Short exercise:
Transcribe every line exactly and omit anything that is a picture.

Source records:
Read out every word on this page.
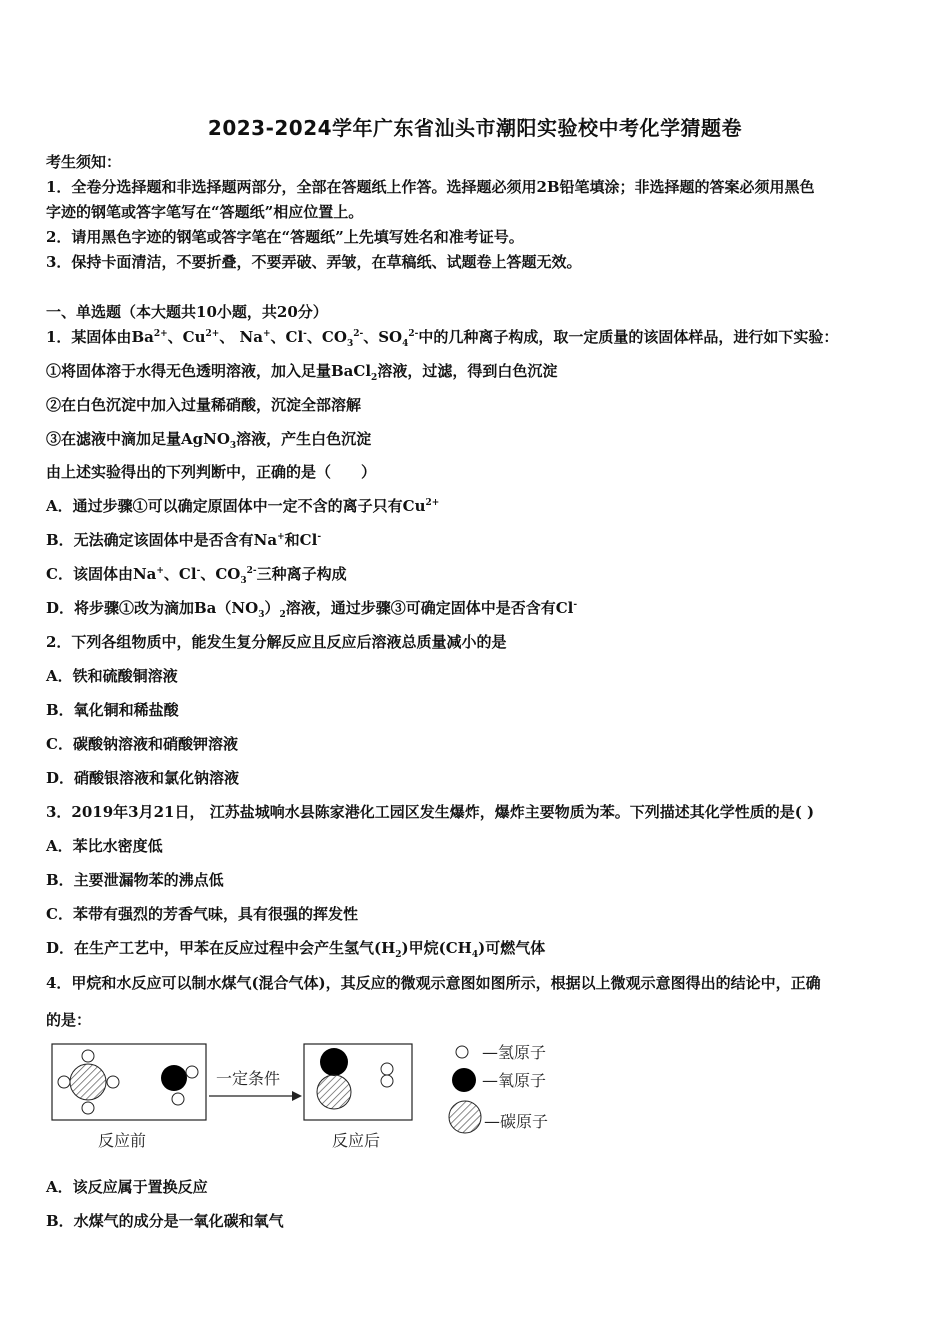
2023-2024学年广东省汕头市潮阳实验校中考化学猜题卷
考生须知：
1．全卷分选择题和非选择题两部分，全部在答题纸上作答。选择题必须用2B铅笔填涂；非选择题的答案必须用黑色
字迹的钢笔或答字笔写在“答题纸”相应位置上。
2．请用黑色字迹的钢笔或答字笔在“答题纸”上先填写姓名和准考证号。
3．保持卡面清洁，不要折叠，不要弄破、弄皱，在草稿纸、试题卷上答题无效。
一、单选题（本大题共10小题，共20分）
1．某固体由$Ba^{2+}$、$Cu^{2+}$、 Na+、Cl-、$CO_3^{2-}$、$SO_4^{2-}$中的几种离子构成，取一定质量的该固体样品，进行如下实验：
①将固体溶于水得无色透明溶液，加入足量BaCl$_2$溶液，过滤，得到白色沉淀
②在白色沉淀中加入过量稀硝酸，沉淀全部溶解
③在滤液中滴加足量AgNO$_3$溶液，产生白色沉淀
由上述实验得出的下列判断中，正确的是（　　）
A．通过步骤①可以确定原固体中一定不含的离子只有$Cu^{2+}$
B．无法确定该固体中是否含有Na+和Cl-
C．该固体由Na+、Cl-、$CO_3^{2-}$三种离子构成
D．将步骤①改为滴加$Ba(NO_3)_2$溶液，通过步骤③可确定固体中是否含有Cl-
2．下列各组物质中，能发生复分解反应且反应后溶液总质量减小的是
A．铁和硫酸铜溶液
B．氧化铜和稀盐酸
C．碳酸钠溶液和硝酸钾溶液
D．硝酸银溶液和氯化钠溶液
3．2019年3月21日， 江苏盐城响水县陈家港化工园区发生爆炸，爆炸主要物质为苯。下列描述其化学性质的是( )
A．苯比水密度低
B．主要泄漏物苯的沸点低
C．苯带有强烈的芳香气味，具有很强的挥发性
D．在生产工艺中，甲苯在反应过程中会产生氢气$(H_2)$甲烷$(CH_4)$可燃气体
4．甲烷和水反应可以制水煤气(混合气体)，其反应的微观示意图如图所示，根据以上微观示意图得出的结论中，正确
的是：
一定条件
反应前	反应后
—氢原子
—氧原子
—碳原子
A．该反应属于置换反应
B．水煤气的成分是一氧化碳和氧气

Task solution:
Read out every word on this page.
2023-2024学年广东省汕头市潮阳实验校中考化学猜题卷
考生须知：
1．全卷分选择题和非选择题两部分，全部在答题纸上作答。选择题必须用2B铅笔填涂；非选择题的答案必须用黑色
字迹的钢笔或答字笔写在“答题纸”相应位置上。
2．请用黑色字迹的钢笔或答字笔在“答题纸”上先填写姓名和准考证号。
3．保持卡面清洁，不要折叠，不要弄破、弄皱，在草稿纸、试题卷上答题无效。
一、单选题（本大题共10小题，共20分）
1．某固体由$Ba^{2+}$、$Cu^{2+}$、 Na+、Cl-、$CO_3^{2-}$、$SO_4^{2-}$中的几种离子构成，取一定质量的该固体样品，进行如下实验：
①将固体溶于水得无色透明溶液，加入足量BaCl$_2$溶液，过滤，得到白色沉淀
②在白色沉淀中加入过量稀硝酸，沉淀全部溶解
③在滤液中滴加足量AgNO$_3$溶液，产生白色沉淀
由上述实验得出的下列判断中，正确的是（　　）
A．通过步骤①可以确定原固体中一定不含的离子只有$Cu^{2+}$
B．无法确定该固体中是否含有Na+和Cl-
C．该固体由Na+、Cl-、$CO_3^{2-}$三种离子构成
D．将步骤①改为滴加$Ba(NO_3)_2$溶液，通过步骤③可确定固体中是否含有Cl-
2．下列各组物质中，能发生复分解反应且反应后溶液总质量减小的是
A．铁和硫酸铜溶液
B．氧化铜和稀盐酸
C．碳酸钠溶液和硝酸钾溶液
D．硝酸银溶液和氯化钠溶液
3．2019年3月21日， 江苏盐城响水县陈家港化工园区发生爆炸，爆炸主要物质为苯。下列描述其化学性质的是( )
A．苯比水密度低
B．主要泄漏物苯的沸点低
C．苯带有强烈的芳香气味，具有很强的挥发性
D．在生产工艺中，甲苯在反应过程中会产生氢气$(H_2)$甲烷$(CH_4)$可燃气体
4．甲烷和水反应可以制水煤气(混合气体)，其反应的微观示意图如图所示，根据以上微观示意图得出的结论中，正确
的是：
一定条件
反应前	反应后
—氢原子
—氧原子
—碳原子
A．该反应属于置换反应
B．水煤气的成分是一氧化碳和氧气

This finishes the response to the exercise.